=== Ausgewählter Text ===
▬▬▬

LUDWIG
FRÖHLER
INSTITUT                                    Wirtschaft & Recht für das Handwerk

 

 

 

 

 

 

 

 

 

 

 

 

Einschneidende Änderungen im Zuge der GmbH-Novelle

Mit der Novellierung des GmbH-Rechts verfolgte der Gesetzgeber zwei Ziele: Einerseits eine Flexibilisierung bzw. Deregulierung des GmbHG, andererseits Möglichkeiten des Missbrauchs verstärkt zu bekämpfen. Diese beiden Ziele finden sich auch im Namen der GmbH-Novelle, dem „MoMiG“ wieder: dem Gesetz zur Modernisierung des GmbH-Rechts sowie zur Bekämpfung von Missbräuchen.

Die wohl sichtbarste – und auch meistgenannte – Neuerung ist die Einführung der neuen „Unternehmergesellschaft (haftungsbeschränkt)“ oder kurz „UG (haftungsbeschränkt)“. Der Zusatz in der Klammer, der auf die fehlende Vollhaftung eines Gesellschafters hinweist, muss im offiziellen Verkehr immer mit angegeben werden. Bei der neuen UG handelt es sich indes nicht um eine völlig eigenständige Rechtsform. Vielmehr ist die UG eine Vorstufe zur GmbH, die im Gegensatz zu dieser bei der Gründung nur einen Euro Mindeststammkapital aufweisen muss. Die UG unterliegt strengen Regeln, die auch die Aufstockung ebenjenes Stammkapitals in bestimmter Weise vorschreiben (§5a GmbHG). Diese Kapitalaufholung muss so lange erfolgen, bis die vorgeschriebenen 25.000 Euro Stammkapital einer „klassischen“ GmbH erreicht sind. Erst dann kann die UG durch bloße Umfirmierung (also reine Änderung des Firmennamens) zur GmbH werden.

▬▬▬

=== Aufgabenstellung ===
Aktualisiere im Text zur GmbH-Novelle alles von „Einschneidende Änderungen im“ bis hinunter zu „Bekämpfung von Missbräuchen.“, indem du „Gesetzgeber“ durch „Bundestag“ ersetzt, und gib diesen Abschnitt so wieder.

=== Die Daten ===
▬▬▬

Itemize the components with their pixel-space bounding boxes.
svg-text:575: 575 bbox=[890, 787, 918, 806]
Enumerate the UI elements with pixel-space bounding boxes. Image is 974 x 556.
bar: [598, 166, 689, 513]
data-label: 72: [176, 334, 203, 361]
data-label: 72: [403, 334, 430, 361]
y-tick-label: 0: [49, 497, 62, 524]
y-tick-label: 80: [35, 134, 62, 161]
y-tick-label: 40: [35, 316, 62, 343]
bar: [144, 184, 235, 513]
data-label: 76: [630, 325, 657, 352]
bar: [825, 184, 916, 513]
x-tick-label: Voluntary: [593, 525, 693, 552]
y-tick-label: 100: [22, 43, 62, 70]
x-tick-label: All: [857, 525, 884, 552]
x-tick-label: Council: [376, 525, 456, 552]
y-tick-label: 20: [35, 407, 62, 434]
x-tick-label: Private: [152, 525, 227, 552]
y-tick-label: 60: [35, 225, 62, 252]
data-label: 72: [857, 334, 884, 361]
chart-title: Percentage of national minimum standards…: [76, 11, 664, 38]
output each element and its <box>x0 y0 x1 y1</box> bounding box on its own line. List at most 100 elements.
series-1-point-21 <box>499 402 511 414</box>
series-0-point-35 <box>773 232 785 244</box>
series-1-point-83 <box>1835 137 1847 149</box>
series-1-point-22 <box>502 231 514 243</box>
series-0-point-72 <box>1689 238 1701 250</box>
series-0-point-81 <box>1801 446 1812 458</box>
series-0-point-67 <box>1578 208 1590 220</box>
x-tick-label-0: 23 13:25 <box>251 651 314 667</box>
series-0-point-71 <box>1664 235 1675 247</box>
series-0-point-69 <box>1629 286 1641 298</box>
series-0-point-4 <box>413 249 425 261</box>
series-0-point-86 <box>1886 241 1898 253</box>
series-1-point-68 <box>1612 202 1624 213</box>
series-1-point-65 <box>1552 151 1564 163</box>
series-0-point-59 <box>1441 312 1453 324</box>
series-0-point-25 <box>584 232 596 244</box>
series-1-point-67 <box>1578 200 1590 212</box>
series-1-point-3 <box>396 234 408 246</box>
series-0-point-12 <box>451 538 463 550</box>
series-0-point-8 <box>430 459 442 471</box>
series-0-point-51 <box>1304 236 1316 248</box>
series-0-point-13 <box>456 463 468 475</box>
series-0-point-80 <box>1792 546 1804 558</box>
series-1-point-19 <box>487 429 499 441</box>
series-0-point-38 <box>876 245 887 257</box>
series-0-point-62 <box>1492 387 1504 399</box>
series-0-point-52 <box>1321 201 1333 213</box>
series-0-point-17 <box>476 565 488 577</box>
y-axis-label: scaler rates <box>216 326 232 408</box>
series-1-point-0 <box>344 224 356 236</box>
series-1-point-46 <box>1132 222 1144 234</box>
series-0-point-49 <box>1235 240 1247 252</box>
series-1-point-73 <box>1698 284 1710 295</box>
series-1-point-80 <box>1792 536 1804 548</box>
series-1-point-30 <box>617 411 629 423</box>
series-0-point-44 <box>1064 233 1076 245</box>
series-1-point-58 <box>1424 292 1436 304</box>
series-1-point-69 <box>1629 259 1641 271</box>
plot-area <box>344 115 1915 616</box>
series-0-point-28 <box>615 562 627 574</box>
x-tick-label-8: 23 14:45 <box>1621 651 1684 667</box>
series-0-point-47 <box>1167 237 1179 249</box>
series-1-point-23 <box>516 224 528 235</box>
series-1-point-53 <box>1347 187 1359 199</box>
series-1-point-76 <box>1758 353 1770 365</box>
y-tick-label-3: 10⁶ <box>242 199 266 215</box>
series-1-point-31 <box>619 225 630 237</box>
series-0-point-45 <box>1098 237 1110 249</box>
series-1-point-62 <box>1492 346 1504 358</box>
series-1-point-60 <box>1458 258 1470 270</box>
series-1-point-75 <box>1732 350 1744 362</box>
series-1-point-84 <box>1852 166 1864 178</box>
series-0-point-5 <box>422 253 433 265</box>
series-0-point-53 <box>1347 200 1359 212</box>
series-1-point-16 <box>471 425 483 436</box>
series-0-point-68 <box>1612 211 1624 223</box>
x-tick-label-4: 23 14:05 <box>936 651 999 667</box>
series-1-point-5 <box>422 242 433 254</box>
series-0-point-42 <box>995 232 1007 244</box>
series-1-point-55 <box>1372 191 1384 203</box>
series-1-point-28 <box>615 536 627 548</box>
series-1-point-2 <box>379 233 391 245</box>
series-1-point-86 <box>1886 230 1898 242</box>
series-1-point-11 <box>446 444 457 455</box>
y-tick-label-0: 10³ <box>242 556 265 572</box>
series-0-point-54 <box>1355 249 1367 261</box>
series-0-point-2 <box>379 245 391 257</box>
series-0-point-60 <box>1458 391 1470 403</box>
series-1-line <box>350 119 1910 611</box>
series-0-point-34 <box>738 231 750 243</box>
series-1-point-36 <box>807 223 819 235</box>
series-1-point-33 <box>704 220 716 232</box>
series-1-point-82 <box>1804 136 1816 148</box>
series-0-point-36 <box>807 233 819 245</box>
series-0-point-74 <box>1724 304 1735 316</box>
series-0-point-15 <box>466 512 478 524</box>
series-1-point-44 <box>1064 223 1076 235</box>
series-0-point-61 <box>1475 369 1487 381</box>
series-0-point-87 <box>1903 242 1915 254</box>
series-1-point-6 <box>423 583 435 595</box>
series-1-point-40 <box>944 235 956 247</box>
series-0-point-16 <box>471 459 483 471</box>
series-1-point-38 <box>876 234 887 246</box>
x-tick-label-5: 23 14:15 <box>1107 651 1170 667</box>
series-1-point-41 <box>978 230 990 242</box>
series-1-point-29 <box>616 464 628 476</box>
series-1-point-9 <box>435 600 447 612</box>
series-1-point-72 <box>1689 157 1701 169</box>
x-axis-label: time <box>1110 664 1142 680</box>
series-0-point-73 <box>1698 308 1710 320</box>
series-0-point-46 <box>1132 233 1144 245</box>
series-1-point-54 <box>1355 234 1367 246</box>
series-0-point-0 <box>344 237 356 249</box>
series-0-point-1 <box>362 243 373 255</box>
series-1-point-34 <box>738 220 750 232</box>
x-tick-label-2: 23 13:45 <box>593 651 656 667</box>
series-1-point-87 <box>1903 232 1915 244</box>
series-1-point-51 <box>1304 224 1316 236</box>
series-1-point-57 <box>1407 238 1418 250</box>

▬▬▬

=== Fertige Übung ===
Einschneidende Änderungen im Zuge der GmbH-Novelle

Mit der Novellierung des GmbH-Rechts verfolgte der Bundestag zwei Ziele: Einerseits eine Flexibilisierung bzw. Deregulierung des GmbHG, andererseits Möglichkeiten des Missbrauchs verstärkt zu bekämpfen. Diese beiden Ziele finden sich auch im Namen der GmbH-Novelle, dem „MoMiG“ wieder: dem Gesetz zur Modernisierung des GmbH-Rechts sowie zur Bekämpfung von Missbräuchen.